(Collected data entries)
┌────────

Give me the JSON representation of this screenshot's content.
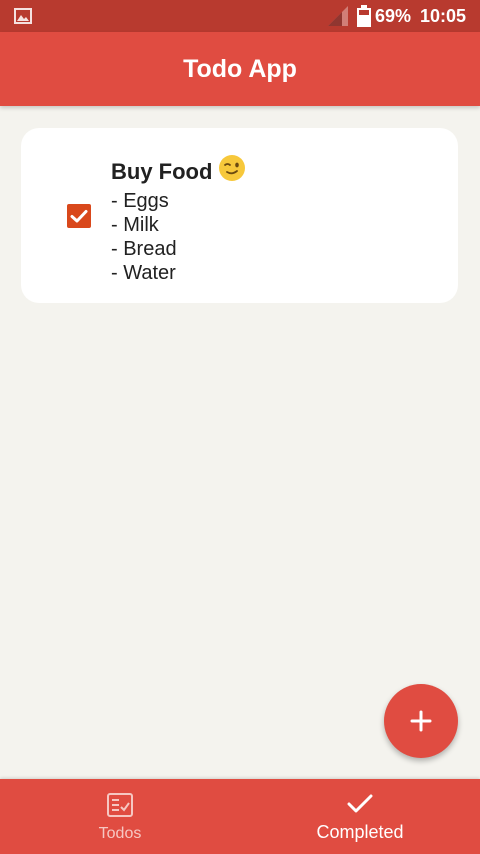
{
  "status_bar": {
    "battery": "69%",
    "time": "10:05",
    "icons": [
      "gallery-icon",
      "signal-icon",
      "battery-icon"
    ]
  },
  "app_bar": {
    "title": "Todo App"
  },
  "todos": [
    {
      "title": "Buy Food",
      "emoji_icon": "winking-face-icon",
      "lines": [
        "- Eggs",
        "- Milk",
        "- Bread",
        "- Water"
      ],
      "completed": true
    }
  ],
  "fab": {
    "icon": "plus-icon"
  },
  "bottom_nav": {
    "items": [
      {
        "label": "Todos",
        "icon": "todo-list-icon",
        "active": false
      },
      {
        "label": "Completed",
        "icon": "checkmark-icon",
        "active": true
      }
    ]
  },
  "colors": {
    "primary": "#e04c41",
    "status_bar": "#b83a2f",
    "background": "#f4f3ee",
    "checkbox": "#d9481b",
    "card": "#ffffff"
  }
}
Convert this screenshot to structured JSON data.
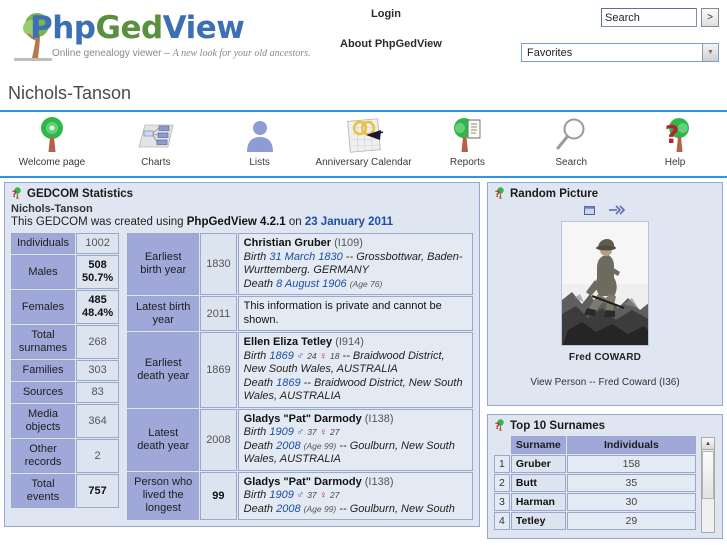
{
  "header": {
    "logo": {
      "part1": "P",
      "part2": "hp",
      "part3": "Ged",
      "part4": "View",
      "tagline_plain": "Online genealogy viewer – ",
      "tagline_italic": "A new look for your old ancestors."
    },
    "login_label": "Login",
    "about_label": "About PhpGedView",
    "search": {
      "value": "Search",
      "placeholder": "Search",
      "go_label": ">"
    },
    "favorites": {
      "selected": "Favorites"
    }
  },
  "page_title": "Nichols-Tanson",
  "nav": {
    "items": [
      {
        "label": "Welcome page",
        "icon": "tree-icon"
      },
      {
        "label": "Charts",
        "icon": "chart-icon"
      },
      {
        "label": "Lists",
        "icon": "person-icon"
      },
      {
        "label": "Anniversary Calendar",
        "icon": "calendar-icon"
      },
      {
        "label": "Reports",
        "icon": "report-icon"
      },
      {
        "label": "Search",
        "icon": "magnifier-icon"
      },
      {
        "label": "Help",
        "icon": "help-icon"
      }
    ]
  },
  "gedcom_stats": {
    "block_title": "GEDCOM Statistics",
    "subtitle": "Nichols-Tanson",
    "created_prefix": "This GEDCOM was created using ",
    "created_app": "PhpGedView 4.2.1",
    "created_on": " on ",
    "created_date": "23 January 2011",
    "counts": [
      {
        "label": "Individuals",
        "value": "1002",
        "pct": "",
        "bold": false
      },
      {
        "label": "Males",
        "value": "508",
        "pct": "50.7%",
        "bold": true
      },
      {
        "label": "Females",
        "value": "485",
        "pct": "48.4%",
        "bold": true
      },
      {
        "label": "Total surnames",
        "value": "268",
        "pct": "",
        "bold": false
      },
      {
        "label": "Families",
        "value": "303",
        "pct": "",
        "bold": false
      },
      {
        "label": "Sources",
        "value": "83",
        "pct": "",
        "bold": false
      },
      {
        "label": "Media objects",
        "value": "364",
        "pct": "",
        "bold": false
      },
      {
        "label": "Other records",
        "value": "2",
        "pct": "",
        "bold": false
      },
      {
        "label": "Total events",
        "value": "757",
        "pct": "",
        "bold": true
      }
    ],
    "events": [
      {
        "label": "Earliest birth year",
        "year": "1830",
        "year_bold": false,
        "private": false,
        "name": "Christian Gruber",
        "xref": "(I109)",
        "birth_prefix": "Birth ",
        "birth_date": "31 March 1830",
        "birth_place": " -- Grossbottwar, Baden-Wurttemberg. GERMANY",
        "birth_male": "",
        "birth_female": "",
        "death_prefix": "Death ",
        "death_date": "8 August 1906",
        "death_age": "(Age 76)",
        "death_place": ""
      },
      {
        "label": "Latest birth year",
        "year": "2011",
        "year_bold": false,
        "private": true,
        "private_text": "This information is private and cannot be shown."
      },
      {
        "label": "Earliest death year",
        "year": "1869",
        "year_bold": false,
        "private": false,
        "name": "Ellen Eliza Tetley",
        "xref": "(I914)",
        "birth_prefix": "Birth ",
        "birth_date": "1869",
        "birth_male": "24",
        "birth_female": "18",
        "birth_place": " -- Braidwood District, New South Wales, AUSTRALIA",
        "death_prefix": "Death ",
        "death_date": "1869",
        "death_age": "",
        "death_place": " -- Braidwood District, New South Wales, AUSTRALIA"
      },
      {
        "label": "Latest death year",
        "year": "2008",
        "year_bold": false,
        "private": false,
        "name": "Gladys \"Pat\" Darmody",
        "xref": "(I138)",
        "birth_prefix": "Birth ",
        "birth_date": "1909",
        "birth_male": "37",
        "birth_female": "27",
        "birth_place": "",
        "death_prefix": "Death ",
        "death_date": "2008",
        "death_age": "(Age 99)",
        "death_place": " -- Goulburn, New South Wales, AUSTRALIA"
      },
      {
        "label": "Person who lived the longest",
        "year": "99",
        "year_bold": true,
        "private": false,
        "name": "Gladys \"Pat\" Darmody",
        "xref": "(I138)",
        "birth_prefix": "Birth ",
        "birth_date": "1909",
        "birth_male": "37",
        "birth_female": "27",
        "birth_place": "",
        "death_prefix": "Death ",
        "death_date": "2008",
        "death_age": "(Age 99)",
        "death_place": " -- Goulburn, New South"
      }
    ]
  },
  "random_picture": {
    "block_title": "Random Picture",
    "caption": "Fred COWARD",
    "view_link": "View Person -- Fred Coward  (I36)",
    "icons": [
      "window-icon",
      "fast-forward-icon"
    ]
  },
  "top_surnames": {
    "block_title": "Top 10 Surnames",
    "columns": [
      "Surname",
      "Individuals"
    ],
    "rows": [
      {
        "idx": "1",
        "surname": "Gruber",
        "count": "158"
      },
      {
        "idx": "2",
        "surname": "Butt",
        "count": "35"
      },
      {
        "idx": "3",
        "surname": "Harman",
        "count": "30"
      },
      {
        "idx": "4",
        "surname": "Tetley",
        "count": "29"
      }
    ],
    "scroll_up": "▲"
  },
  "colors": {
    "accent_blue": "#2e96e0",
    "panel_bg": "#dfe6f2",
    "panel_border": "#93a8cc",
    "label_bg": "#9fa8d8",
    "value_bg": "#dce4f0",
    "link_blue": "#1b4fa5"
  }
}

└────────
┌────────

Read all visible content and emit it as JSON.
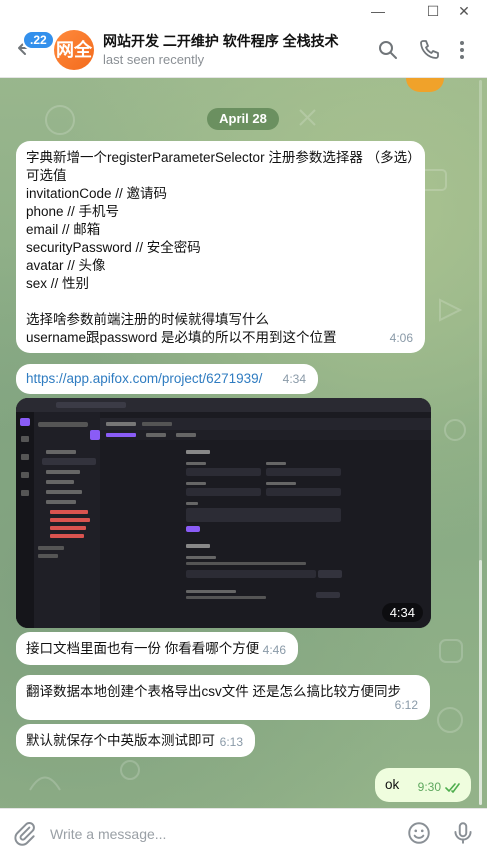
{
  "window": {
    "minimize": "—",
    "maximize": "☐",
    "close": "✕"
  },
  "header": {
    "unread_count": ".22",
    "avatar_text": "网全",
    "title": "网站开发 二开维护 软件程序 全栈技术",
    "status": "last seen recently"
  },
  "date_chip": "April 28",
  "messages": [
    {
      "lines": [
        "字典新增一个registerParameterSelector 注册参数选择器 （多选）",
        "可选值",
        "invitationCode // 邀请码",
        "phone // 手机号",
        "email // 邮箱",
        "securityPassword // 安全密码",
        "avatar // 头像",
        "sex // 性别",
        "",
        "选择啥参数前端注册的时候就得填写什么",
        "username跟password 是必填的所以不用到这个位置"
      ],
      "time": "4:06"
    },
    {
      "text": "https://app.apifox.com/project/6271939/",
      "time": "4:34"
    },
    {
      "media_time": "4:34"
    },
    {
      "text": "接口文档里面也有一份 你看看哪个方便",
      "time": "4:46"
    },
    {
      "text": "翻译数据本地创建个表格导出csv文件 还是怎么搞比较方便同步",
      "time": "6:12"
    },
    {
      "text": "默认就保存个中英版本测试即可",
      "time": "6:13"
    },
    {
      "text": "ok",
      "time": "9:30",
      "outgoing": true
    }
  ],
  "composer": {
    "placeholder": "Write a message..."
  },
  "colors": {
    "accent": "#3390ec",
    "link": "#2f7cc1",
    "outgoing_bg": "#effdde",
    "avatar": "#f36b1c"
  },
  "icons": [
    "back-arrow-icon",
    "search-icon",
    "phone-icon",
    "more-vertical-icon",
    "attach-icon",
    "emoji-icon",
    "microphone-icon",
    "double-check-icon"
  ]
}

└────────
┌────────

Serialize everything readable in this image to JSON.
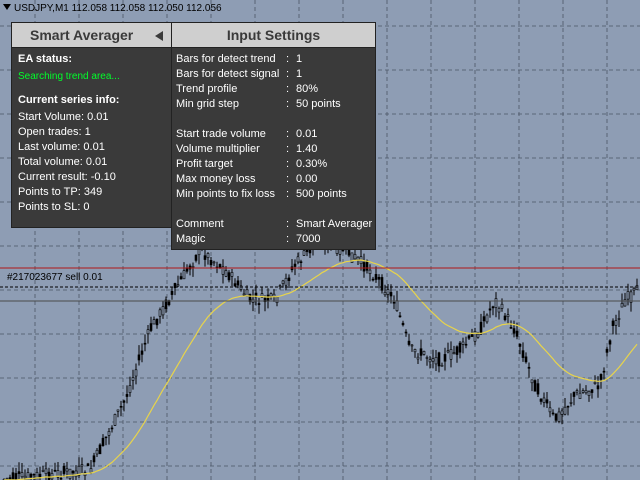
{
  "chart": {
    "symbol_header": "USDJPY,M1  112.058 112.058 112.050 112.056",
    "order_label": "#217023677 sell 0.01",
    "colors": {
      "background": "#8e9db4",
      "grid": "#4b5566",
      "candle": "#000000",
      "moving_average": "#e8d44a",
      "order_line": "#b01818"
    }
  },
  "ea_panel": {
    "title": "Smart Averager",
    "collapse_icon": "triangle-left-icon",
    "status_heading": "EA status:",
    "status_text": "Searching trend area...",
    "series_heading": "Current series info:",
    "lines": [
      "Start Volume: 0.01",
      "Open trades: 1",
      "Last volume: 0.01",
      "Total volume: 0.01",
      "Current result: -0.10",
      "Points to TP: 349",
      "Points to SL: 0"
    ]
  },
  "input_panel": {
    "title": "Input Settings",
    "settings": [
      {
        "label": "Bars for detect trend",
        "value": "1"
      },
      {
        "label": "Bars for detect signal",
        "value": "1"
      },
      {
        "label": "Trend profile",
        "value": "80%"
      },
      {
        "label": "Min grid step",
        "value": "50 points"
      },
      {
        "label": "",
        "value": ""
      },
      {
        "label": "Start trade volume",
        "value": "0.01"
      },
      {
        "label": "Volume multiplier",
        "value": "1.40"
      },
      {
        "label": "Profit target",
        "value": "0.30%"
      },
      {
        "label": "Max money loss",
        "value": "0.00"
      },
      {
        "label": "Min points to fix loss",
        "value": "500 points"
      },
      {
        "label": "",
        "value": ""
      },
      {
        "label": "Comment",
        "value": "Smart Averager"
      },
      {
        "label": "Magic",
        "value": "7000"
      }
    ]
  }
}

└────────

:: What needs to be done ::
Read through the lines above and collect those that contain the string "Averager".

:: Result below ::
    "title": "Smart Averager",
        "value": "Smart Averager"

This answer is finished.